- AIM -
In the listing below, count the lines with "arrêter" and report only the figure.

• • •

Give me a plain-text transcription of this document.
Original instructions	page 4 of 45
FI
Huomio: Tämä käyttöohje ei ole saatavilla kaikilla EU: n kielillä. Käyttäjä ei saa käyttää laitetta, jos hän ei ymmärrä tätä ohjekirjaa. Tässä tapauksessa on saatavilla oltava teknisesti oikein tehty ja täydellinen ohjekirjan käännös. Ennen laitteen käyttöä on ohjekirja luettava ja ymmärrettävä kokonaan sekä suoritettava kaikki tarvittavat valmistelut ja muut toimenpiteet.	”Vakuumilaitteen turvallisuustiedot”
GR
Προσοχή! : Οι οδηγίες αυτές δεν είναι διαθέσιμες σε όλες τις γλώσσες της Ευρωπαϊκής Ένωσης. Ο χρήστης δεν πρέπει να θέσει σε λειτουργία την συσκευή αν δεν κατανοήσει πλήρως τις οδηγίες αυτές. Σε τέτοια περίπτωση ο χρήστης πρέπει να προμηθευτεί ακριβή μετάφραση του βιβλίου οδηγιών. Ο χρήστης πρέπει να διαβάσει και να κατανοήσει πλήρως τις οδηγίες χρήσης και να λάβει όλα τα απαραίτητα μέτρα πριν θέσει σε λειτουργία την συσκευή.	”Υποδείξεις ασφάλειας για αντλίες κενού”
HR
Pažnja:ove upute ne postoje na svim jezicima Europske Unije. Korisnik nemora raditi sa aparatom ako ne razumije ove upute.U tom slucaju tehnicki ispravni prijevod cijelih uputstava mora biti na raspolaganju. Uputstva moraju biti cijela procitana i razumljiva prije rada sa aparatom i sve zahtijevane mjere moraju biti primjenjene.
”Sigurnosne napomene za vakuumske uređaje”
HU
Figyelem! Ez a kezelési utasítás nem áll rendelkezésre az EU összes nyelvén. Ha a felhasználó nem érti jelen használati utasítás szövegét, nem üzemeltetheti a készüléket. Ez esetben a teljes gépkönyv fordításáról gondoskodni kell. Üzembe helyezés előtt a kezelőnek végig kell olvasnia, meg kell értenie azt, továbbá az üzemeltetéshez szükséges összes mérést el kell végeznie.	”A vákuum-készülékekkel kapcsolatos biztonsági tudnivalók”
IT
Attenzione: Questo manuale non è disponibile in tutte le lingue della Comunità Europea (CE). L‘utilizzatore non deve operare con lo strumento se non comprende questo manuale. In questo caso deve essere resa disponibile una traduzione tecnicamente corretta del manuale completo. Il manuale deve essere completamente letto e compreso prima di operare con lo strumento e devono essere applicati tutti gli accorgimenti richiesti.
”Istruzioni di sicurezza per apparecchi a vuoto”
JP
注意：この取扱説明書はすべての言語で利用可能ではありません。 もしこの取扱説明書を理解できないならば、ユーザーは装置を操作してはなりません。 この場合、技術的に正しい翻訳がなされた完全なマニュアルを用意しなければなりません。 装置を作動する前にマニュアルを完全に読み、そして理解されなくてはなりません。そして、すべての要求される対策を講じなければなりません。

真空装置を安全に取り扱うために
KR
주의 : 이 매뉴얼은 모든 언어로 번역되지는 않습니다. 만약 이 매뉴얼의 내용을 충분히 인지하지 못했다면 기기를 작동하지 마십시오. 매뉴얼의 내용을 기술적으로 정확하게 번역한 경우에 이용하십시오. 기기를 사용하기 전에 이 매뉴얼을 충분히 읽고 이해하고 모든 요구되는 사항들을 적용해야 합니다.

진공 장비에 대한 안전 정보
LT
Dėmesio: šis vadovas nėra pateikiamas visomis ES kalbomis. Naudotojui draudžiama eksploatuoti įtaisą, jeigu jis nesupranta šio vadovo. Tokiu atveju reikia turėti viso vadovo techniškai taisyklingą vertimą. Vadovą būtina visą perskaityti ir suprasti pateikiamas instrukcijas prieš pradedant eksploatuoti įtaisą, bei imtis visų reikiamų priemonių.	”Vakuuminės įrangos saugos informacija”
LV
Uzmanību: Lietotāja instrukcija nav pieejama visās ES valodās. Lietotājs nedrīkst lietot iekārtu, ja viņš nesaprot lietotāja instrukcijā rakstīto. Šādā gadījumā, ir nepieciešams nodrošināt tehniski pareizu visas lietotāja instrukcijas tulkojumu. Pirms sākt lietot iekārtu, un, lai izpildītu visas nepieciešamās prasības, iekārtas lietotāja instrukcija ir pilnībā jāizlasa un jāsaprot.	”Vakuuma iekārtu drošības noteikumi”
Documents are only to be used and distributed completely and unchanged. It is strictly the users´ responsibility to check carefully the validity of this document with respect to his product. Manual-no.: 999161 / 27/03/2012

• • •

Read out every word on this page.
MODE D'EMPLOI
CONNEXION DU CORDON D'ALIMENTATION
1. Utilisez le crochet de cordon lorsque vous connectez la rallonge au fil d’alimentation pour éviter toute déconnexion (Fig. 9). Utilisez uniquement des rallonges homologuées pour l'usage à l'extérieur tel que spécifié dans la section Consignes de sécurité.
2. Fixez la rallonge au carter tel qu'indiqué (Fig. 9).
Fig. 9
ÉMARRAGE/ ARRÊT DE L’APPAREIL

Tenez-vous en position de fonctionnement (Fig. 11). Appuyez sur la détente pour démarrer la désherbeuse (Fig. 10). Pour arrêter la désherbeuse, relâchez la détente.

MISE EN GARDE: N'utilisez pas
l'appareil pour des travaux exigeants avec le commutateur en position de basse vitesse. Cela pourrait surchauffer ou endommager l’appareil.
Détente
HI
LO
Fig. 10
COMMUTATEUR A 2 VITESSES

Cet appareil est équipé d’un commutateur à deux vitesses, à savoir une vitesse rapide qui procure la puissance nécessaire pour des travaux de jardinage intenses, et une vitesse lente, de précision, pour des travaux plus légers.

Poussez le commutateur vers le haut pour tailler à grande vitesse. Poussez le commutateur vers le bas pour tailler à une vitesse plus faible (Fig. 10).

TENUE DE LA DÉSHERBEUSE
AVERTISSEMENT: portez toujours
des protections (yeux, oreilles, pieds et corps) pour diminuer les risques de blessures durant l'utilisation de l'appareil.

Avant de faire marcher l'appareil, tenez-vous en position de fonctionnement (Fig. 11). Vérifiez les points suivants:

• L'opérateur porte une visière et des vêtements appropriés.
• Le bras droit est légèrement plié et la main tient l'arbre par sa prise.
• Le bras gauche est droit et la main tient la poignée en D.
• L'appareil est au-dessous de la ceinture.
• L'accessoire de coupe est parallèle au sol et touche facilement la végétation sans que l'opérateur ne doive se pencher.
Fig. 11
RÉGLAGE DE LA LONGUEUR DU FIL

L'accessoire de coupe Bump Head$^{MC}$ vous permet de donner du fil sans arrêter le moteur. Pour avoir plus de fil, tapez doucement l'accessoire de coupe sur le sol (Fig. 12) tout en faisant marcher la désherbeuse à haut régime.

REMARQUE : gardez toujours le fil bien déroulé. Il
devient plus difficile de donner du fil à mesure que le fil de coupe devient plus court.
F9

• • •

- OUTPUT OF THE TASK -
2